--- START OF MATERIAL ---

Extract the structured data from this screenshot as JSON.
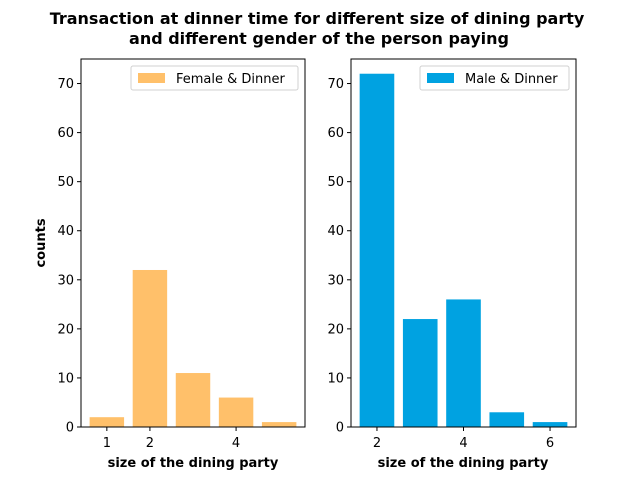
{
  "title_line1": "Transaction at dinner time for different size of dining party",
  "title_line2": "and different gender of the person paying",
  "colors": {
    "female": "#FFC06A",
    "male": "#00A2E1"
  },
  "chart_data": [
    {
      "type": "bar",
      "x": [
        1,
        2,
        3,
        4,
        5
      ],
      "values": [
        2,
        32,
        11,
        6,
        1
      ],
      "legend": "Female & Dinner",
      "legend_position": "upper right",
      "xlabel": "size of the dining party",
      "ylabel": "counts",
      "xticks": [
        1,
        2,
        4
      ],
      "yticks": [
        0,
        10,
        20,
        30,
        40,
        50,
        60,
        70
      ],
      "xlim": [
        0.4,
        5.6
      ],
      "ylim": [
        0,
        75
      ]
    },
    {
      "type": "bar",
      "x": [
        2,
        3,
        4,
        5,
        6
      ],
      "values": [
        72,
        22,
        26,
        3,
        1
      ],
      "legend": "Male & Dinner",
      "legend_position": "upper right",
      "xlabel": "size of the dining party",
      "ylabel": "",
      "xticks": [
        2,
        4,
        6
      ],
      "yticks": [
        0,
        10,
        20,
        30,
        40,
        50,
        60,
        70
      ],
      "xlim": [
        1.4,
        6.6
      ],
      "ylim": [
        0,
        75
      ]
    }
  ]
}
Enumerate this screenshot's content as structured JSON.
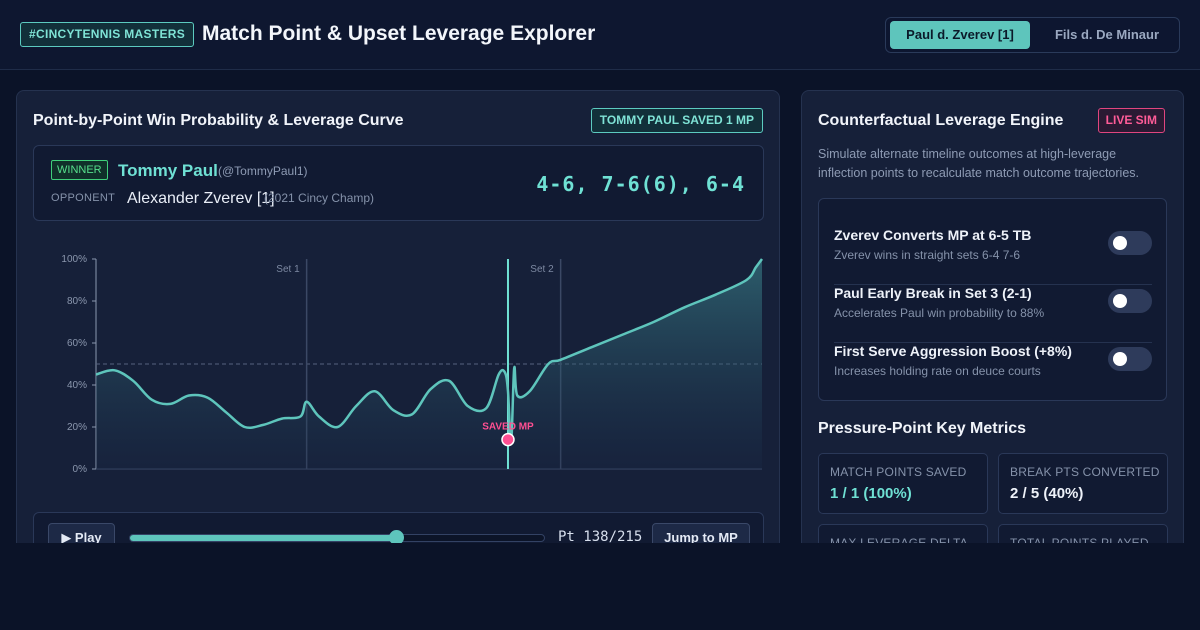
{
  "header": {
    "tag": "#CINCYTENNIS MASTERS",
    "title": "Match Point & Upset Leverage Explorer",
    "matches": [
      {
        "label": "Paul d. Zverev [1]",
        "active": true
      },
      {
        "label": "Fils d. De Minaur",
        "active": false
      }
    ]
  },
  "curve_panel": {
    "title": "Point-by-Point Win Probability & Leverage Curve",
    "badge": "TOMMY PAUL SAVED 1 MP",
    "winner_tag": "WINNER",
    "winner_name": "Tommy Paul",
    "winner_handle": "(@TommyPaul1)",
    "opponent_label": "OPPONENT",
    "opponent_name": "Alexander Zverev [1]",
    "opponent_note": "(2021 Cincy Champ)",
    "score": "4-6, 7-6(6), 6-4"
  },
  "chart_data": {
    "type": "area",
    "ylabel": "",
    "xlabel": "",
    "yticks": [
      "0%",
      "20%",
      "40%",
      "60%",
      "80%",
      "100%"
    ],
    "ylim": [
      0,
      100
    ],
    "xlim": [
      0,
      215
    ],
    "reference_line": 50,
    "set_markers": [
      {
        "label": "Set 1",
        "x": 68
      },
      {
        "label": "Set 2",
        "x": 150
      }
    ],
    "annotation": {
      "label": "SAVED MP",
      "x": 133,
      "y": 14
    },
    "x": [
      0,
      6,
      12,
      18,
      24,
      30,
      36,
      42,
      48,
      54,
      60,
      66,
      68,
      72,
      78,
      84,
      90,
      96,
      102,
      108,
      114,
      120,
      126,
      130,
      132,
      133,
      134,
      135,
      136,
      140,
      146,
      150,
      160,
      170,
      180,
      190,
      200,
      210,
      213,
      215
    ],
    "y": [
      45,
      47,
      42,
      33,
      31,
      35,
      34,
      27,
      20,
      21,
      24,
      25,
      32,
      25,
      20,
      30,
      37,
      28,
      26,
      38,
      42,
      30,
      29,
      45,
      46,
      37,
      12,
      48,
      35,
      37,
      50,
      52,
      58,
      64,
      70,
      77,
      83,
      90,
      96,
      100
    ],
    "grid": false
  },
  "playback": {
    "play_label": "▶ Play",
    "current_point": 138,
    "total_points": 215,
    "readout": "Pt 138/215",
    "jump_label": "Jump to MP"
  },
  "engine_panel": {
    "title": "Counterfactual Leverage Engine",
    "badge": "LIVE SIM",
    "description": "Simulate alternate timeline outcomes at high-leverage inflection points to recalculate match outcome trajectories.",
    "scenarios": [
      {
        "title": "Zverev Converts MP at 6-5 TB",
        "subtitle": "Zverev wins in straight sets 6-4 7-6",
        "enabled": false
      },
      {
        "title": "Paul Early Break in Set 3 (2-1)",
        "subtitle": "Accelerates Paul win probability to 88%",
        "enabled": false
      },
      {
        "title": "First Serve Aggression Boost (+8%)",
        "subtitle": "Increases holding rate on deuce courts",
        "enabled": false
      }
    ],
    "metrics_title": "Pressure-Point Key Metrics",
    "metrics": [
      {
        "label": "MATCH POINTS SAVED",
        "value": "1 / 1 (100%)"
      },
      {
        "label": "BREAK PTS CONVERTED",
        "value": "2 / 5 (40%)"
      },
      {
        "label": "MAX LEVERAGE DELTA",
        "value": ""
      },
      {
        "label": "TOTAL POINTS PLAYED",
        "value": ""
      }
    ]
  },
  "colors": {
    "accent": "#5ec5bc",
    "danger": "#ff4f92",
    "background": "#0b1328"
  }
}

--- END OF MATERIAL ---

— TASK BRIEF —
Write out all the records again, exactly, minus any pictures.

— RESULT BELOW —
Extract the structured data from this screenshot as JSON.
{
  "title_line1": "Transaction at dinner time for different size of dining party",
  "title_line2": "and different gender of the person paying",
  "colors": {
    "female": "#FFC06A",
    "male": "#00A2E1"
  },
  "chart_data": [
    {
      "type": "bar",
      "x": [
        1,
        2,
        3,
        4,
        5
      ],
      "values": [
        2,
        32,
        11,
        6,
        1
      ],
      "legend": "Female & Dinner",
      "legend_position": "upper right",
      "xlabel": "size of the dining party",
      "ylabel": "counts",
      "xticks": [
        1,
        2,
        4
      ],
      "yticks": [
        0,
        10,
        20,
        30,
        40,
        50,
        60,
        70
      ],
      "xlim": [
        0.4,
        5.6
      ],
      "ylim": [
        0,
        75
      ]
    },
    {
      "type": "bar",
      "x": [
        2,
        3,
        4,
        5,
        6
      ],
      "values": [
        72,
        22,
        26,
        3,
        1
      ],
      "legend": "Male & Dinner",
      "legend_position": "upper right",
      "xlabel": "size of the dining party",
      "ylabel": "",
      "xticks": [
        2,
        4,
        6
      ],
      "yticks": [
        0,
        10,
        20,
        30,
        40,
        50,
        60,
        70
      ],
      "xlim": [
        1.4,
        6.6
      ],
      "ylim": [
        0,
        75
      ]
    }
  ]
}
Enumerate this screenshot's content as structured JSON.
{
  "header": {
    "tag": "#CINCYTENNIS MASTERS",
    "title": "Match Point & Upset Leverage Explorer",
    "matches": [
      {
        "label": "Paul d. Zverev [1]",
        "active": true
      },
      {
        "label": "Fils d. De Minaur",
        "active": false
      }
    ]
  },
  "curve_panel": {
    "title": "Point-by-Point Win Probability & Leverage Curve",
    "badge": "TOMMY PAUL SAVED 1 MP",
    "winner_tag": "WINNER",
    "winner_name": "Tommy Paul",
    "winner_handle": "(@TommyPaul1)",
    "opponent_label": "OPPONENT",
    "opponent_name": "Alexander Zverev [1]",
    "opponent_note": "(2021 Cincy Champ)",
    "score": "4-6, 7-6(6), 6-4"
  },
  "chart_data": {
    "type": "area",
    "ylabel": "",
    "xlabel": "",
    "yticks": [
      "0%",
      "20%",
      "40%",
      "60%",
      "80%",
      "100%"
    ],
    "ylim": [
      0,
      100
    ],
    "xlim": [
      0,
      215
    ],
    "reference_line": 50,
    "set_markers": [
      {
        "label": "Set 1",
        "x": 68
      },
      {
        "label": "Set 2",
        "x": 150
      }
    ],
    "annotation": {
      "label": "SAVED MP",
      "x": 133,
      "y": 14
    },
    "x": [
      0,
      6,
      12,
      18,
      24,
      30,
      36,
      42,
      48,
      54,
      60,
      66,
      68,
      72,
      78,
      84,
      90,
      96,
      102,
      108,
      114,
      120,
      126,
      130,
      132,
      133,
      134,
      135,
      136,
      140,
      146,
      150,
      160,
      170,
      180,
      190,
      200,
      210,
      213,
      215
    ],
    "y": [
      45,
      47,
      42,
      33,
      31,
      35,
      34,
      27,
      20,
      21,
      24,
      25,
      32,
      25,
      20,
      30,
      37,
      28,
      26,
      38,
      42,
      30,
      29,
      45,
      46,
      37,
      12,
      48,
      35,
      37,
      50,
      52,
      58,
      64,
      70,
      77,
      83,
      90,
      96,
      100
    ],
    "grid": false
  },
  "playback": {
    "play_label": "▶ Play",
    "current_point": 138,
    "total_points": 215,
    "readout": "Pt 138/215",
    "jump_label": "Jump to MP"
  },
  "engine_panel": {
    "title": "Counterfactual Leverage Engine",
    "badge": "LIVE SIM",
    "description": "Simulate alternate timeline outcomes at high-leverage inflection points to recalculate match outcome trajectories.",
    "scenarios": [
      {
        "title": "Zverev Converts MP at 6-5 TB",
        "subtitle": "Zverev wins in straight sets 6-4 7-6",
        "enabled": false
      },
      {
        "title": "Paul Early Break in Set 3 (2-1)",
        "subtitle": "Accelerates Paul win probability to 88%",
        "enabled": false
      },
      {
        "title": "First Serve Aggression Boost (+8%)",
        "subtitle": "Increases holding rate on deuce courts",
        "enabled": false
      }
    ],
    "metrics_title": "Pressure-Point Key Metrics",
    "metrics": [
      {
        "label": "MATCH POINTS SAVED",
        "value": "1 / 1 (100%)"
      },
      {
        "label": "BREAK PTS CONVERTED",
        "value": "2 / 5 (40%)"
      },
      {
        "label": "MAX LEVERAGE DELTA",
        "value": ""
      },
      {
        "label": "TOTAL POINTS PLAYED",
        "value": ""
      }
    ]
  },
  "colors": {
    "accent": "#5ec5bc",
    "danger": "#ff4f92",
    "background": "#0b1328"
  }
}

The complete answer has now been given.